◆ **Work to be completed**:
Output every entry exactly as written, but omit the pictures.

◆ **Data shown**:
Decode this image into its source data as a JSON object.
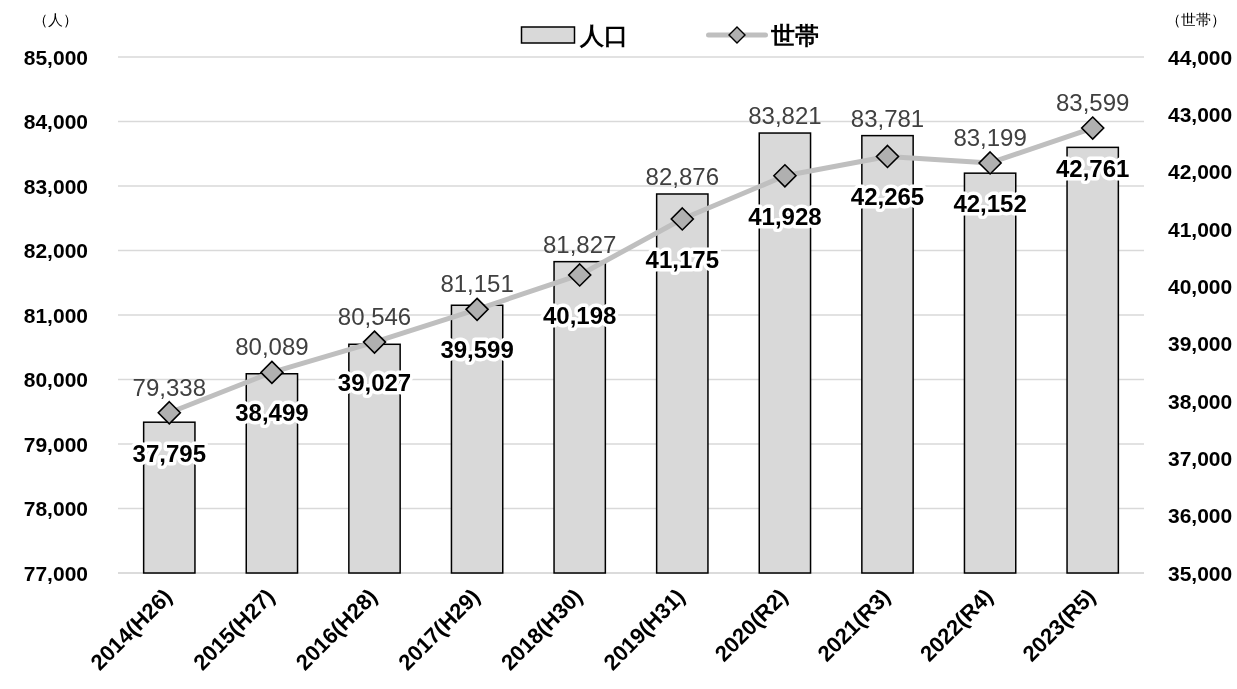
{
  "chart_data": {
    "type": "bar",
    "categories": [
      "2014(H26)",
      "2015(H27)",
      "2016(H28)",
      "2017(H29)",
      "2018(H30)",
      "2019(H31)",
      "2020(R2)",
      "2021(R3)",
      "2022(R4)",
      "2023(R5)"
    ],
    "series": [
      {
        "name": "人口",
        "color": "#d9d9d9",
        "values": [
          79338,
          80089,
          80546,
          81151,
          81827,
          82876,
          83821,
          83781,
          83199,
          83599
        ],
        "value_labels": [
          "79,338",
          "80,089",
          "80,546",
          "81,151",
          "81,827",
          "82,876",
          "83,821",
          "83,781",
          "83,199",
          "83,599"
        ]
      },
      {
        "name": "世帯",
        "type": "line",
        "axis": "y2",
        "color": "#bfbfbf",
        "marker": "diamond",
        "values": [
          37795,
          38499,
          39027,
          39599,
          40198,
          41175,
          41928,
          42265,
          42152,
          42761
        ],
        "value_labels": [
          "37,795",
          "38,499",
          "39,027",
          "39,599",
          "40,198",
          "41,175",
          "41,928",
          "42,265",
          "42,152",
          "42,761"
        ]
      }
    ],
    "ylabel": "（人）",
    "y2label": "（世帯）",
    "ylim": [
      77000,
      85000
    ],
    "yticks": [
      {
        "value": 77000,
        "label": "77,000"
      },
      {
        "value": 78000,
        "label": "78,000"
      },
      {
        "value": 79000,
        "label": "79,000"
      },
      {
        "value": 80000,
        "label": "80,000"
      },
      {
        "value": 81000,
        "label": "81,000"
      },
      {
        "value": 82000,
        "label": "82,000"
      },
      {
        "value": 83000,
        "label": "83,000"
      },
      {
        "value": 84000,
        "label": "84,000"
      },
      {
        "value": 85000,
        "label": "85,000"
      }
    ],
    "y2lim": [
      35000,
      44000
    ],
    "y2ticks": [
      {
        "value": 35000,
        "label": "35,000"
      },
      {
        "value": 36000,
        "label": "36,000"
      },
      {
        "value": 37000,
        "label": "37,000"
      },
      {
        "value": 38000,
        "label": "38,000"
      },
      {
        "value": 39000,
        "label": "39,000"
      },
      {
        "value": 40000,
        "label": "40,000"
      },
      {
        "value": 41000,
        "label": "41,000"
      },
      {
        "value": 42000,
        "label": "42,000"
      },
      {
        "value": 43000,
        "label": "43,000"
      },
      {
        "value": 44000,
        "label": "44,000"
      }
    ],
    "grid": "y",
    "legend": "top"
  }
}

◆ **Solution to this exercise**:
Decode this image into its source data as a JSON object.
{
  "chart_data": {
    "type": "bar",
    "categories": [
      "2014(H26)",
      "2015(H27)",
      "2016(H28)",
      "2017(H29)",
      "2018(H30)",
      "2019(H31)",
      "2020(R2)",
      "2021(R3)",
      "2022(R4)",
      "2023(R5)"
    ],
    "series": [
      {
        "name": "人口",
        "color": "#d9d9d9",
        "values": [
          79338,
          80089,
          80546,
          81151,
          81827,
          82876,
          83821,
          83781,
          83199,
          83599
        ],
        "value_labels": [
          "79,338",
          "80,089",
          "80,546",
          "81,151",
          "81,827",
          "82,876",
          "83,821",
          "83,781",
          "83,199",
          "83,599"
        ]
      },
      {
        "name": "世帯",
        "type": "line",
        "axis": "y2",
        "color": "#bfbfbf",
        "marker": "diamond",
        "values": [
          37795,
          38499,
          39027,
          39599,
          40198,
          41175,
          41928,
          42265,
          42152,
          42761
        ],
        "value_labels": [
          "37,795",
          "38,499",
          "39,027",
          "39,599",
          "40,198",
          "41,175",
          "41,928",
          "42,265",
          "42,152",
          "42,761"
        ]
      }
    ],
    "ylabel": "（人）",
    "y2label": "（世帯）",
    "ylim": [
      77000,
      85000
    ],
    "yticks": [
      {
        "value": 77000,
        "label": "77,000"
      },
      {
        "value": 78000,
        "label": "78,000"
      },
      {
        "value": 79000,
        "label": "79,000"
      },
      {
        "value": 80000,
        "label": "80,000"
      },
      {
        "value": 81000,
        "label": "81,000"
      },
      {
        "value": 82000,
        "label": "82,000"
      },
      {
        "value": 83000,
        "label": "83,000"
      },
      {
        "value": 84000,
        "label": "84,000"
      },
      {
        "value": 85000,
        "label": "85,000"
      }
    ],
    "y2lim": [
      35000,
      44000
    ],
    "y2ticks": [
      {
        "value": 35000,
        "label": "35,000"
      },
      {
        "value": 36000,
        "label": "36,000"
      },
      {
        "value": 37000,
        "label": "37,000"
      },
      {
        "value": 38000,
        "label": "38,000"
      },
      {
        "value": 39000,
        "label": "39,000"
      },
      {
        "value": 40000,
        "label": "40,000"
      },
      {
        "value": 41000,
        "label": "41,000"
      },
      {
        "value": 42000,
        "label": "42,000"
      },
      {
        "value": 43000,
        "label": "43,000"
      },
      {
        "value": 44000,
        "label": "44,000"
      }
    ],
    "grid": "y",
    "legend": "top"
  }
}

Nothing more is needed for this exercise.